• _Work instructions_: Below are the records; locate each line with the word "روبروی" and copy it.

• _Material for this task_:
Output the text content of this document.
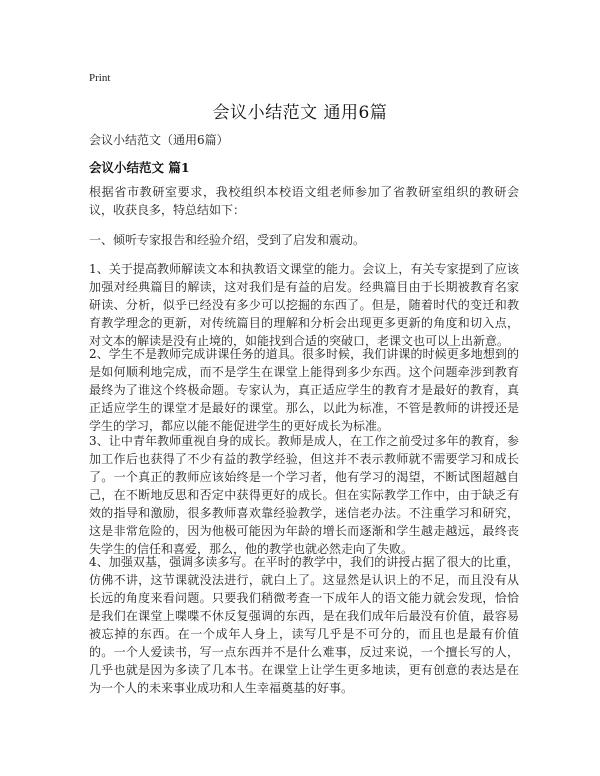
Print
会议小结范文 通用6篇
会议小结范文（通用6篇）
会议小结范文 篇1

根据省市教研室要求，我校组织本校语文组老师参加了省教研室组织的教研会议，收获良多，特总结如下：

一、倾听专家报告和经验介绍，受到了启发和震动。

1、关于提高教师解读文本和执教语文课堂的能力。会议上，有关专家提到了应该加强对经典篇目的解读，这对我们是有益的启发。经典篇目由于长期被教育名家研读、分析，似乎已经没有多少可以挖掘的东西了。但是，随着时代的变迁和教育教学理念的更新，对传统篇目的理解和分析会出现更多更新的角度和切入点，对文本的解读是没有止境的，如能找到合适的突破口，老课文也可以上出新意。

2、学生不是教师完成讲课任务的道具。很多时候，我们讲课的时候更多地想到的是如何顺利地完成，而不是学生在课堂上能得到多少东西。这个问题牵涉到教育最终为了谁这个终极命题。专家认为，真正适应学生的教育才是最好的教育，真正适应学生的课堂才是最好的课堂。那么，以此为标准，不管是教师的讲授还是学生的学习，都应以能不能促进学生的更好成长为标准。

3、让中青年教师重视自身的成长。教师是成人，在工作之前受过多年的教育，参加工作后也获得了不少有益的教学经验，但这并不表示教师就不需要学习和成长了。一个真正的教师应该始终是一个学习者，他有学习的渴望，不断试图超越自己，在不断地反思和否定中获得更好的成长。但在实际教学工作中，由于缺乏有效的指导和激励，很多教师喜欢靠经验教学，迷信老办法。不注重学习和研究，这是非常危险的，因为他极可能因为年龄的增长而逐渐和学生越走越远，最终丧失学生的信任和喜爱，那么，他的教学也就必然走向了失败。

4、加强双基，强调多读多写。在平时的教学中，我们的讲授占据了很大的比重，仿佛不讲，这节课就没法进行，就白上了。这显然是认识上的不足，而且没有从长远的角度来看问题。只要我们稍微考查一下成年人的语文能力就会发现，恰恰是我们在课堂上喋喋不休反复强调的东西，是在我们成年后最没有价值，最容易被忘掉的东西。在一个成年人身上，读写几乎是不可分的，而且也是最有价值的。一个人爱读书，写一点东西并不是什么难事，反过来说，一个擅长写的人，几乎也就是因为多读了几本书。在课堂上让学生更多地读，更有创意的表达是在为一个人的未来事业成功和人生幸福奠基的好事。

* * *

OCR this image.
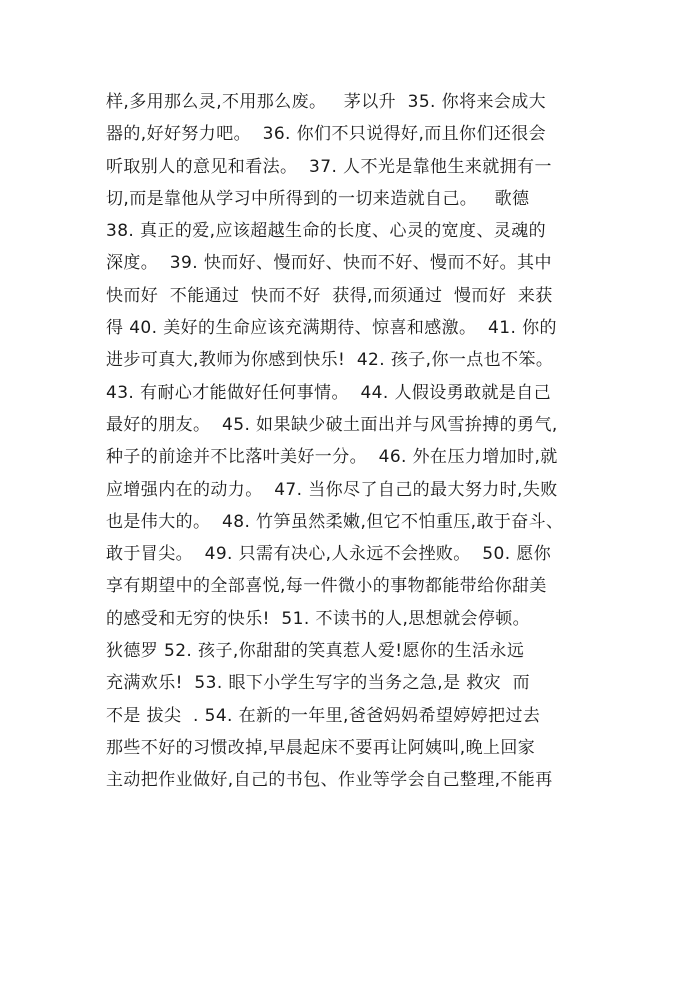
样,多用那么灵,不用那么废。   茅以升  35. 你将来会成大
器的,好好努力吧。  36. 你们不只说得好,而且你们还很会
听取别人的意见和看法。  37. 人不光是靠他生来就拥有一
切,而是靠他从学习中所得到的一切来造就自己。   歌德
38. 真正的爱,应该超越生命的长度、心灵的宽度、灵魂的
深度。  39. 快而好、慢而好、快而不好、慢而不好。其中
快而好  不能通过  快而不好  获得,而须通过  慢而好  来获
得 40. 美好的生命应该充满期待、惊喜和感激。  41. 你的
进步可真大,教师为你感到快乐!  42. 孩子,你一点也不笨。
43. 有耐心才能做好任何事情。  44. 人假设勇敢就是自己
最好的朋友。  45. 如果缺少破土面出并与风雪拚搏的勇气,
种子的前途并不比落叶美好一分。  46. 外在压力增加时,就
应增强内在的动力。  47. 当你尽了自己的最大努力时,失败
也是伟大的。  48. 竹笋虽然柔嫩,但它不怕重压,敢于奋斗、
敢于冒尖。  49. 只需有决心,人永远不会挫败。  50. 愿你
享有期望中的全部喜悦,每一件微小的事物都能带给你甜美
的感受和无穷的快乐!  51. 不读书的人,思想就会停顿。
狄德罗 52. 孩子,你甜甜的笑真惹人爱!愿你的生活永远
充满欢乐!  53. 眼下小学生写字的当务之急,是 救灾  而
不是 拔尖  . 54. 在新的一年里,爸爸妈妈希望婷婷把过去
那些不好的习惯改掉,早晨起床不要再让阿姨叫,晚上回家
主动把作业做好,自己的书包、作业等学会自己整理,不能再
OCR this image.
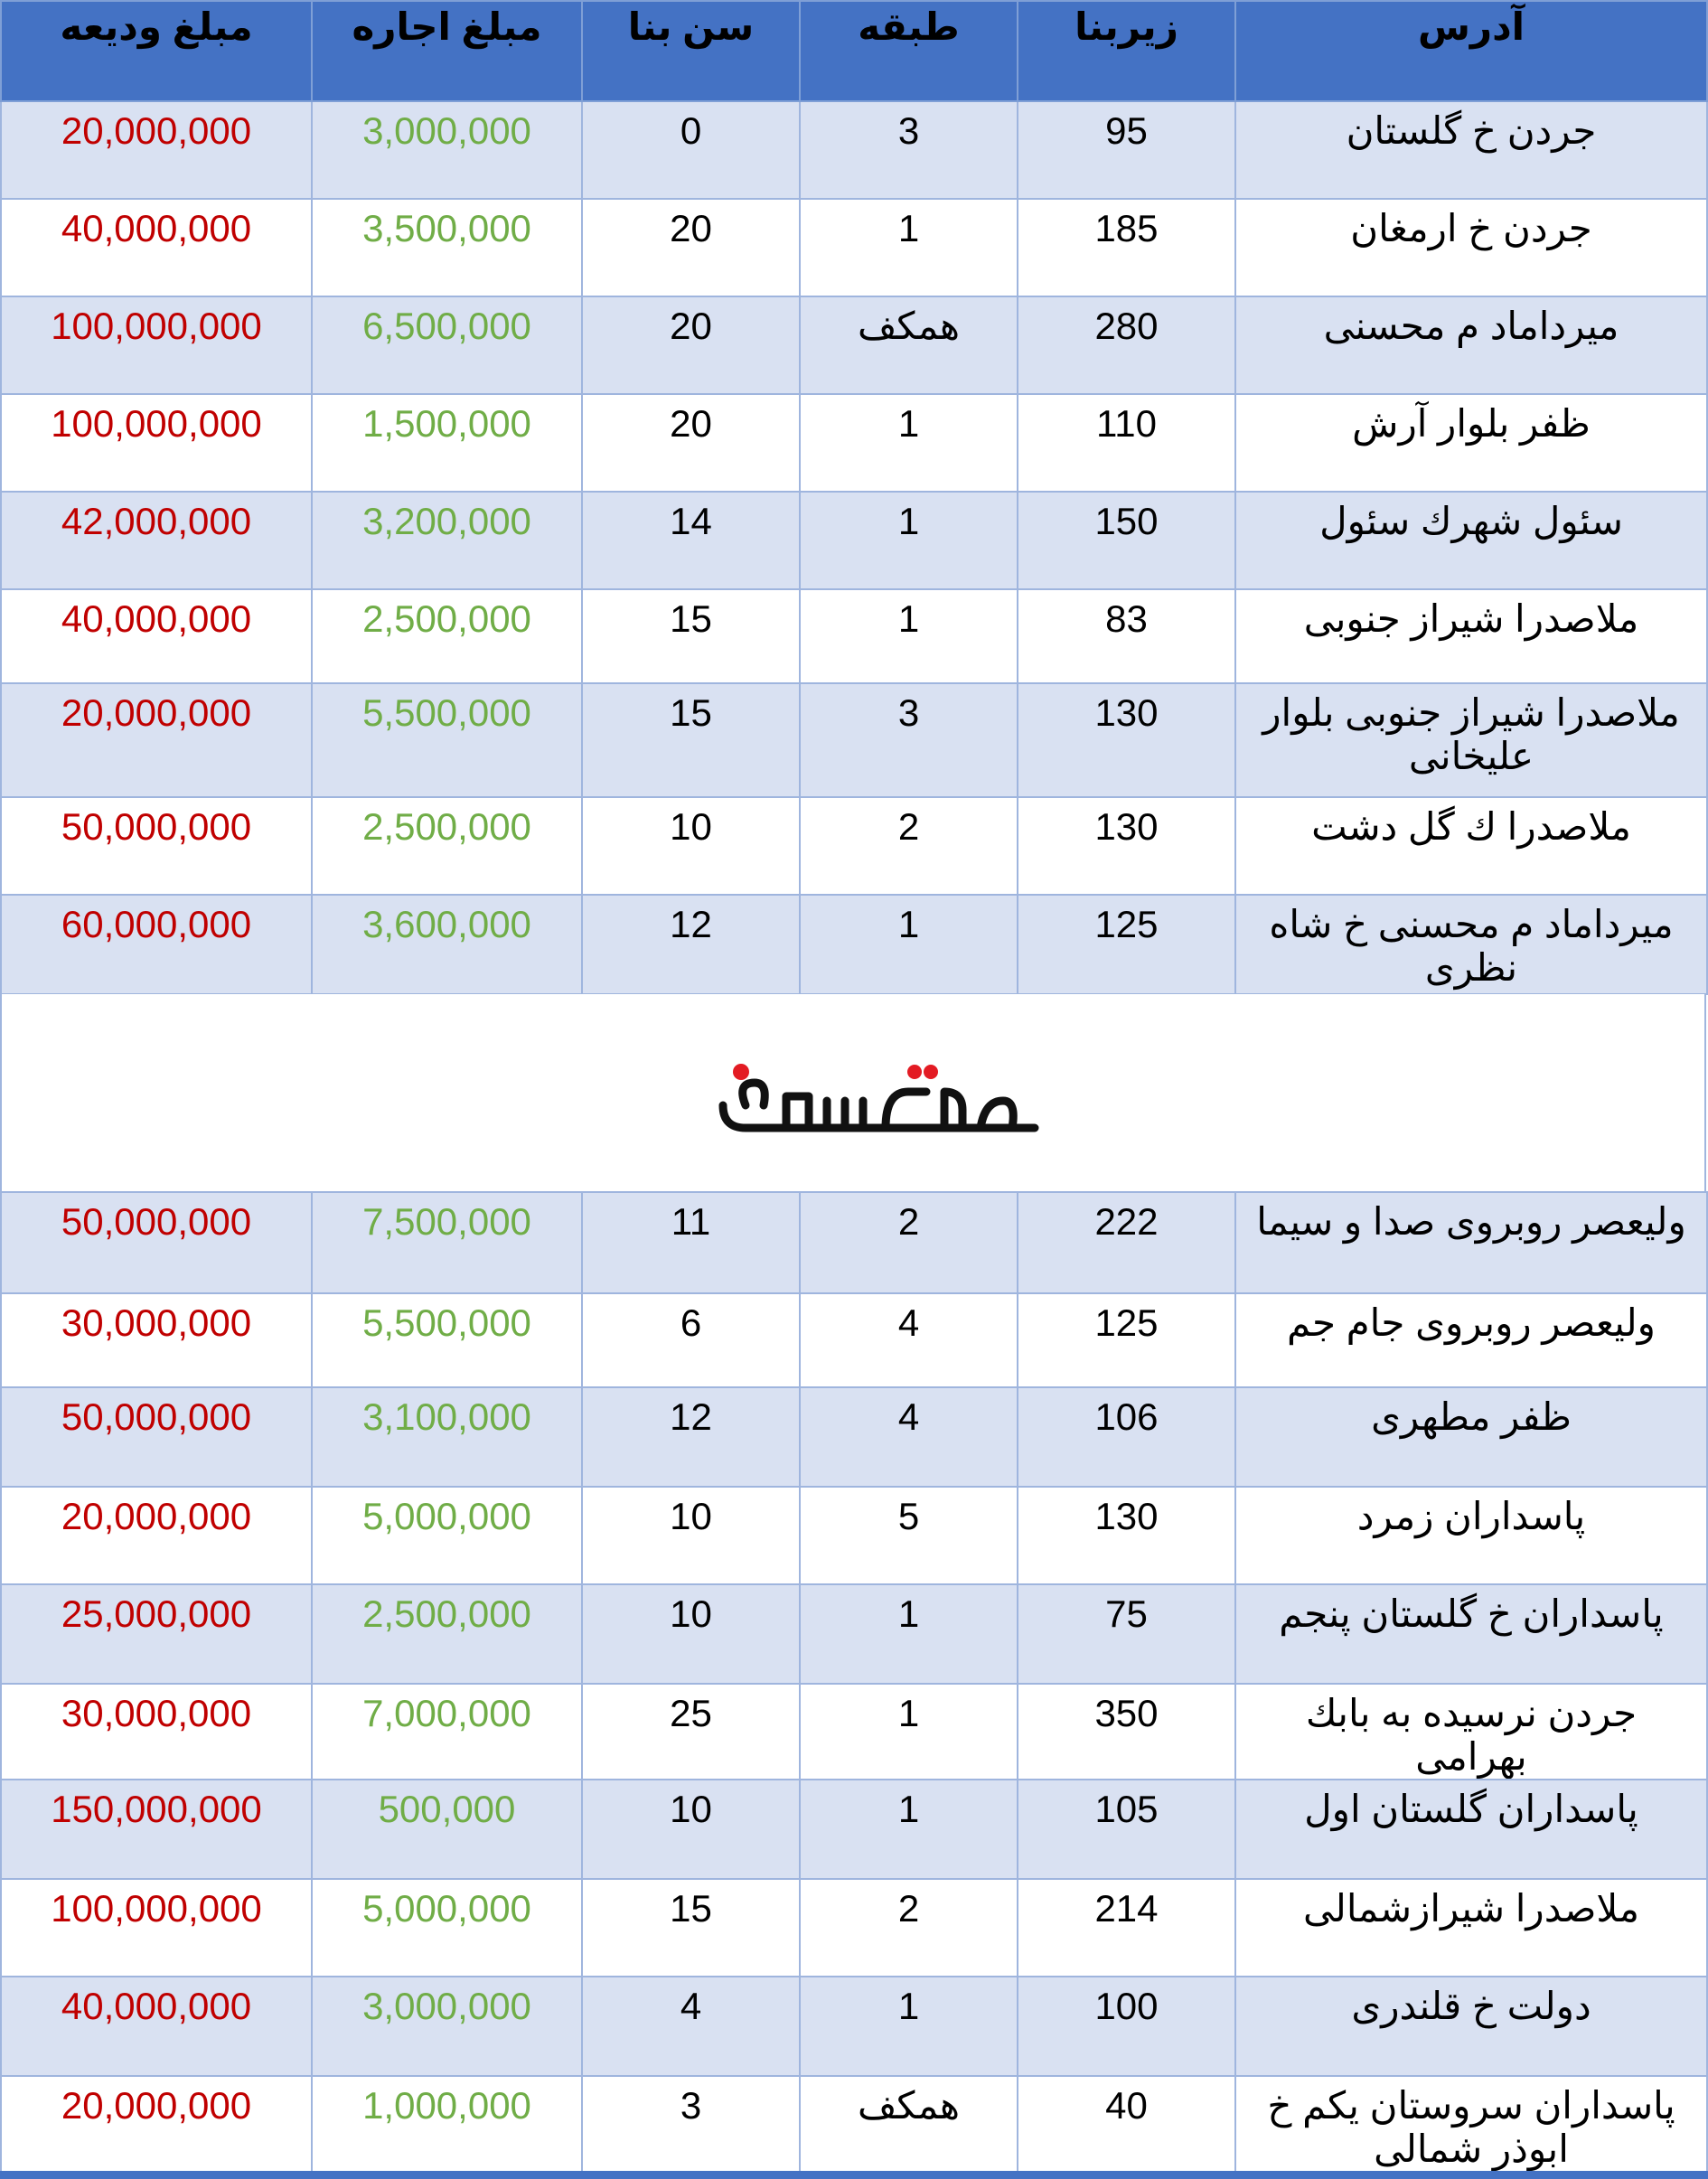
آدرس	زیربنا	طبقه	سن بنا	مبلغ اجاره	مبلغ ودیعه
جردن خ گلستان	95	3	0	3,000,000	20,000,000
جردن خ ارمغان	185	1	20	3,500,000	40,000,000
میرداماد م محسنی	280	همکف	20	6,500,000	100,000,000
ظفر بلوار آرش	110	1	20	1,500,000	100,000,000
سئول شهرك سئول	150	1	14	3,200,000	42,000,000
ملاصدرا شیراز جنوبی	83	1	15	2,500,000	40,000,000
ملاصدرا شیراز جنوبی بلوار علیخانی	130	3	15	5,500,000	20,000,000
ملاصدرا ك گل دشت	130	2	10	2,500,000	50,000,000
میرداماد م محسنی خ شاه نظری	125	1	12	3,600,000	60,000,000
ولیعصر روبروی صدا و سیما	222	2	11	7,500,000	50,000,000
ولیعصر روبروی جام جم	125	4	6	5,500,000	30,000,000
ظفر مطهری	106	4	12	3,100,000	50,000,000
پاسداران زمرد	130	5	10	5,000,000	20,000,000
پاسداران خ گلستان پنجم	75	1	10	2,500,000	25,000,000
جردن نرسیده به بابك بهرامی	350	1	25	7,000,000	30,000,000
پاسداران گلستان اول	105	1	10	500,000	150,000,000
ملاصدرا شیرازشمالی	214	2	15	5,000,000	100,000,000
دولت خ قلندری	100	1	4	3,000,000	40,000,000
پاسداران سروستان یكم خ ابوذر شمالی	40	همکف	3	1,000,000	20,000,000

• _Answer below_:
ولیعصر روبروی صدا و سیما	222	2	11	7,500,000	50,000,000
ولیعصر روبروی جام جم	125	4	6	5,500,000	30,000,000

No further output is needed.